AIM:
All of the entries need to be written out again, exactly as they are.

STORED DATA:

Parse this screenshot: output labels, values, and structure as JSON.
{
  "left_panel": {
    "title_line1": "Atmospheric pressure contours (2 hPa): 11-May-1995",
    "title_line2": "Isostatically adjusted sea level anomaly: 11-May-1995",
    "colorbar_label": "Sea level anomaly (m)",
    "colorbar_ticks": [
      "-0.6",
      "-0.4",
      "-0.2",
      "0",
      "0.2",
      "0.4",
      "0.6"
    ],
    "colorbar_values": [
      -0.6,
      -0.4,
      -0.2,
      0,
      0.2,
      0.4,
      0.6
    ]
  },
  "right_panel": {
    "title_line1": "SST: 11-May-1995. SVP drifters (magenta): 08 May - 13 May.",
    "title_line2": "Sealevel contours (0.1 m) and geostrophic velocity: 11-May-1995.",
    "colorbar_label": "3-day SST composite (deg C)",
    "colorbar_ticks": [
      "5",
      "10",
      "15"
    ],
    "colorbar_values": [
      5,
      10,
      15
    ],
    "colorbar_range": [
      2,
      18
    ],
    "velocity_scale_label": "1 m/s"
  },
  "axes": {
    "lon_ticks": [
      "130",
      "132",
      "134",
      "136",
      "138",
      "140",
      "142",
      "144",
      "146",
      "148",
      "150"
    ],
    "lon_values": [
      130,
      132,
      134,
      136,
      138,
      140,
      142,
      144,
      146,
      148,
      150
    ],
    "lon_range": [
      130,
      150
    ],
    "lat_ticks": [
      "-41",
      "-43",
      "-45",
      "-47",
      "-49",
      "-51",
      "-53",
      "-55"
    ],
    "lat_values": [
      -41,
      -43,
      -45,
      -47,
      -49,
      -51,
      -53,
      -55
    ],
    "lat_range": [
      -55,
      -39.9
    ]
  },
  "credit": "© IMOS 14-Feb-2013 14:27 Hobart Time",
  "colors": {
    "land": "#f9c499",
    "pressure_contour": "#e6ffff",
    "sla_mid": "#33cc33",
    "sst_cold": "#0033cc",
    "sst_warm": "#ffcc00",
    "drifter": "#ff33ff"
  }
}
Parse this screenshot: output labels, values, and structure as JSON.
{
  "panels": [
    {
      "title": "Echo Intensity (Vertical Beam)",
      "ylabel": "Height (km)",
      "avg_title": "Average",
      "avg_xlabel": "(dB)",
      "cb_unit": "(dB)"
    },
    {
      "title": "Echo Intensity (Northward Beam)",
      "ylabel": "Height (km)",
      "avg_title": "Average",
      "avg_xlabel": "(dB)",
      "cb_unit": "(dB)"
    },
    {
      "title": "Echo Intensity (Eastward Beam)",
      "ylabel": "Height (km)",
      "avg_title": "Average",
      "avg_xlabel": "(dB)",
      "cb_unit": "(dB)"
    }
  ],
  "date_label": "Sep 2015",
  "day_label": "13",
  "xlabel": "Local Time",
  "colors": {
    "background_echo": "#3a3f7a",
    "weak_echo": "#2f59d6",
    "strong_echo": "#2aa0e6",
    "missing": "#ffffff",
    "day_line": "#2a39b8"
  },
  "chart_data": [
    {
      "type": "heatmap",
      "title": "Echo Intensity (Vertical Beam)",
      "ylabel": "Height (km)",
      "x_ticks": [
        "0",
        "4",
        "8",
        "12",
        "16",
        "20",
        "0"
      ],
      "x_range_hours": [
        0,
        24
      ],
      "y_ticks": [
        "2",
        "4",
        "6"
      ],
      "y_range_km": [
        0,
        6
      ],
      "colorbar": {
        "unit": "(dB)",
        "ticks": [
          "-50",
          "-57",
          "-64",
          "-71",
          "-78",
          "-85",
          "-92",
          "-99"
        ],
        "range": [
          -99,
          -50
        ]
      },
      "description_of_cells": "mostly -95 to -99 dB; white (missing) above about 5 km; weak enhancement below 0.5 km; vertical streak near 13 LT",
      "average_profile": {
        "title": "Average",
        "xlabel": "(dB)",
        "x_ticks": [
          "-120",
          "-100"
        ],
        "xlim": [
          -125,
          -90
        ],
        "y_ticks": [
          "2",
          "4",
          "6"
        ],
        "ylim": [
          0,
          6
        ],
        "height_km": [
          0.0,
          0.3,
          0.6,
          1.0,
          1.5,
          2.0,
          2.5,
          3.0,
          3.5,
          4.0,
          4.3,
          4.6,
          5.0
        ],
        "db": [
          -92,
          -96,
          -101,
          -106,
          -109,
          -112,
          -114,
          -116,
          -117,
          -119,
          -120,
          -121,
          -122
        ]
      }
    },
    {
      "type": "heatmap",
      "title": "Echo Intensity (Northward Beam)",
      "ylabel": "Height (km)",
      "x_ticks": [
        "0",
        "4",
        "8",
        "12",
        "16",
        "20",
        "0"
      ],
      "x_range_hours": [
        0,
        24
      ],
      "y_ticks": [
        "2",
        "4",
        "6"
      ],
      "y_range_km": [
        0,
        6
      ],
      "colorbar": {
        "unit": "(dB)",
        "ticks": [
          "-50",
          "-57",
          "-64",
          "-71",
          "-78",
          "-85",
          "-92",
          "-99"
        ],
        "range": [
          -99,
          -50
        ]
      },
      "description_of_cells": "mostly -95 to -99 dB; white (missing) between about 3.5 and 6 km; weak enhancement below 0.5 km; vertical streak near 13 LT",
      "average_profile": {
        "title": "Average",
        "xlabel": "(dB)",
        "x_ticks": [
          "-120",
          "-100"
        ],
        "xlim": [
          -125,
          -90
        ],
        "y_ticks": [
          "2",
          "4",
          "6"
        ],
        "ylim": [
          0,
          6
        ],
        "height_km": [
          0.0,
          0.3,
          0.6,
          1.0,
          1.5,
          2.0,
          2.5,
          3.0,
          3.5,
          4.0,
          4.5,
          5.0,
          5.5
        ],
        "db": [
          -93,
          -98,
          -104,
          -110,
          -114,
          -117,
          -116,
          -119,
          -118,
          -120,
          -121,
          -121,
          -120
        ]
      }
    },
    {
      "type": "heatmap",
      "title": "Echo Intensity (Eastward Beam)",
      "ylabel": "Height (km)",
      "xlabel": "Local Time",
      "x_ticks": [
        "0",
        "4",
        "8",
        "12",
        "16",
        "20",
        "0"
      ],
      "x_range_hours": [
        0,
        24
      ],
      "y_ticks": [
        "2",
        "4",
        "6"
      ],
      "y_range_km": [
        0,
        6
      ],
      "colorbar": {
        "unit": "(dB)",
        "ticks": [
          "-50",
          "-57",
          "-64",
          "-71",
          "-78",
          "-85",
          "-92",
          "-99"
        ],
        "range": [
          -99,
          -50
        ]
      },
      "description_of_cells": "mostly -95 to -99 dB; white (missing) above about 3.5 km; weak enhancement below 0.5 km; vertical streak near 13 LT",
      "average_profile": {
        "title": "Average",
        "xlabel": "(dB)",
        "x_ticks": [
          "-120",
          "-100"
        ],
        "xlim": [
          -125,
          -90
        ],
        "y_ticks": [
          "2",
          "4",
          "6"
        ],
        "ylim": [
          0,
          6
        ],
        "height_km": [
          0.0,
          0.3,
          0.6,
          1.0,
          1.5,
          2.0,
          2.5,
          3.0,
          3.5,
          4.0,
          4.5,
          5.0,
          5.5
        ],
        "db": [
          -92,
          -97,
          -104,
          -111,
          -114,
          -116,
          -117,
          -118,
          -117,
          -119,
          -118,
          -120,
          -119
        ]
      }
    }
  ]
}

SOLUTION TO THE EXERCISE:
Parse this screenshot: output labels, values, and structure as JSON.
{
  "left_panel": {
    "title_line1": "Atmospheric pressure contours (2 hPa): 11-May-1995",
    "title_line2": "Isostatically adjusted sea level anomaly: 11-May-1995",
    "colorbar_label": "Sea level anomaly (m)",
    "colorbar_ticks": [
      "-0.6",
      "-0.4",
      "-0.2",
      "0",
      "0.2",
      "0.4",
      "0.6"
    ],
    "colorbar_values": [
      -0.6,
      -0.4,
      -0.2,
      0,
      0.2,
      0.4,
      0.6
    ]
  },
  "right_panel": {
    "title_line1": "SST: 11-May-1995. SVP drifters (magenta): 08 May - 13 May.",
    "title_line2": "Sealevel contours (0.1 m) and geostrophic velocity: 11-May-1995.",
    "colorbar_label": "3-day SST composite (deg C)",
    "colorbar_ticks": [
      "5",
      "10",
      "15"
    ],
    "colorbar_values": [
      5,
      10,
      15
    ],
    "colorbar_range": [
      2,
      18
    ],
    "velocity_scale_label": "1 m/s"
  },
  "axes": {
    "lon_ticks": [
      "130",
      "132",
      "134",
      "136",
      "138",
      "140",
      "142",
      "144",
      "146",
      "148",
      "150"
    ],
    "lon_values": [
      130,
      132,
      134,
      136,
      138,
      140,
      142,
      144,
      146,
      148,
      150
    ],
    "lon_range": [
      130,
      150
    ],
    "lat_ticks": [
      "-41",
      "-43",
      "-45",
      "-47",
      "-49",
      "-51",
      "-53",
      "-55"
    ],
    "lat_values": [
      -41,
      -43,
      -45,
      -47,
      -49,
      -51,
      -53,
      -55
    ],
    "lat_range": [
      -55,
      -39.9
    ]
  },
  "credit": "© IMOS 14-Feb-2013 14:27 Hobart Time",
  "colors": {
    "land": "#f9c499",
    "pressure_contour": "#e6ffff",
    "sla_mid": "#33cc33",
    "sst_cold": "#0033cc",
    "sst_warm": "#ffcc00",
    "drifter": "#ff33ff"
  }
}
Parse this screenshot: output labels, values, and structure as JSON.
{
  "panels": [
    {
      "title": "Echo Intensity (Vertical Beam)",
      "ylabel": "Height (km)",
      "avg_title": "Average",
      "avg_xlabel": "(dB)",
      "cb_unit": "(dB)"
    },
    {
      "title": "Echo Intensity (Northward Beam)",
      "ylabel": "Height (km)",
      "avg_title": "Average",
      "avg_xlabel": "(dB)",
      "cb_unit": "(dB)"
    },
    {
      "title": "Echo Intensity (Eastward Beam)",
      "ylabel": "Height (km)",
      "avg_title": "Average",
      "avg_xlabel": "(dB)",
      "cb_unit": "(dB)"
    }
  ],
  "date_label": "Sep 2015",
  "day_label": "13",
  "xlabel": "Local Time",
  "colors": {
    "background_echo": "#3a3f7a",
    "weak_echo": "#2f59d6",
    "strong_echo": "#2aa0e6",
    "missing": "#ffffff",
    "day_line": "#2a39b8"
  },
  "chart_data": [
    {
      "type": "heatmap",
      "title": "Echo Intensity (Vertical Beam)",
      "ylabel": "Height (km)",
      "x_ticks": [
        "0",
        "4",
        "8",
        "12",
        "16",
        "20",
        "0"
      ],
      "x_range_hours": [
        0,
        24
      ],
      "y_ticks": [
        "2",
        "4",
        "6"
      ],
      "y_range_km": [
        0,
        6
      ],
      "colorbar": {
        "unit": "(dB)",
        "ticks": [
          "-50",
          "-57",
          "-64",
          "-71",
          "-78",
          "-85",
          "-92",
          "-99"
        ],
        "range": [
          -99,
          -50
        ]
      },
      "description_of_cells": "mostly -95 to -99 dB; white (missing) above about 5 km; weak enhancement below 0.5 km; vertical streak near 13 LT",
      "average_profile": {
        "title": "Average",
        "xlabel": "(dB)",
        "x_ticks": [
          "-120",
          "-100"
        ],
        "xlim": [
          -125,
          -90
        ],
        "y_ticks": [
          "2",
          "4",
          "6"
        ],
        "ylim": [
          0,
          6
        ],
        "height_km": [
          0.0,
          0.3,
          0.6,
          1.0,
          1.5,
          2.0,
          2.5,
          3.0,
          3.5,
          4.0,
          4.3,
          4.6,
          5.0
        ],
        "db": [
          -92,
          -96,
          -101,
          -106,
          -109,
          -112,
          -114,
          -116,
          -117,
          -119,
          -120,
          -121,
          -122
        ]
      }
    },
    {
      "type": "heatmap",
      "title": "Echo Intensity (Northward Beam)",
      "ylabel": "Height (km)",
      "x_ticks": [
        "0",
        "4",
        "8",
        "12",
        "16",
        "20",
        "0"
      ],
      "x_range_hours": [
        0,
        24
      ],
      "y_ticks": [
        "2",
        "4",
        "6"
      ],
      "y_range_km": [
        0,
        6
      ],
      "colorbar": {
        "unit": "(dB)",
        "ticks": [
          "-50",
          "-57",
          "-64",
          "-71",
          "-78",
          "-85",
          "-92",
          "-99"
        ],
        "range": [
          -99,
          -50
        ]
      },
      "description_of_cells": "mostly -95 to -99 dB; white (missing) between about 3.5 and 6 km; weak enhancement below 0.5 km; vertical streak near 13 LT",
      "average_profile": {
        "title": "Average",
        "xlabel": "(dB)",
        "x_ticks": [
          "-120",
          "-100"
        ],
        "xlim": [
          -125,
          -90
        ],
        "y_ticks": [
          "2",
          "4",
          "6"
        ],
        "ylim": [
          0,
          6
        ],
        "height_km": [
          0.0,
          0.3,
          0.6,
          1.0,
          1.5,
          2.0,
          2.5,
          3.0,
          3.5,
          4.0,
          4.5,
          5.0,
          5.5
        ],
        "db": [
          -93,
          -98,
          -104,
          -110,
          -114,
          -117,
          -116,
          -119,
          -118,
          -120,
          -121,
          -121,
          -120
        ]
      }
    },
    {
      "type": "heatmap",
      "title": "Echo Intensity (Eastward Beam)",
      "ylabel": "Height (km)",
      "xlabel": "Local Time",
      "x_ticks": [
        "0",
        "4",
        "8",
        "12",
        "16",
        "20",
        "0"
      ],
      "x_range_hours": [
        0,
        24
      ],
      "y_ticks": [
        "2",
        "4",
        "6"
      ],
      "y_range_km": [
        0,
        6
      ],
      "colorbar": {
        "unit": "(dB)",
        "ticks": [
          "-50",
          "-57",
          "-64",
          "-71",
          "-78",
          "-85",
          "-92",
          "-99"
        ],
        "range": [
          -99,
          -50
        ]
      },
      "description_of_cells": "mostly -95 to -99 dB; white (missing) above about 3.5 km; weak enhancement below 0.5 km; vertical streak near 13 LT",
      "average_profile": {
        "title": "Average",
        "xlabel": "(dB)",
        "x_ticks": [
          "-120",
          "-100"
        ],
        "xlim": [
          -125,
          -90
        ],
        "y_ticks": [
          "2",
          "4",
          "6"
        ],
        "ylim": [
          0,
          6
        ],
        "height_km": [
          0.0,
          0.3,
          0.6,
          1.0,
          1.5,
          2.0,
          2.5,
          3.0,
          3.5,
          4.0,
          4.5,
          5.0,
          5.5
        ],
        "db": [
          -92,
          -97,
          -104,
          -111,
          -114,
          -116,
          -117,
          -118,
          -117,
          -119,
          -118,
          -120,
          -119
        ]
      }
    }
  ]
}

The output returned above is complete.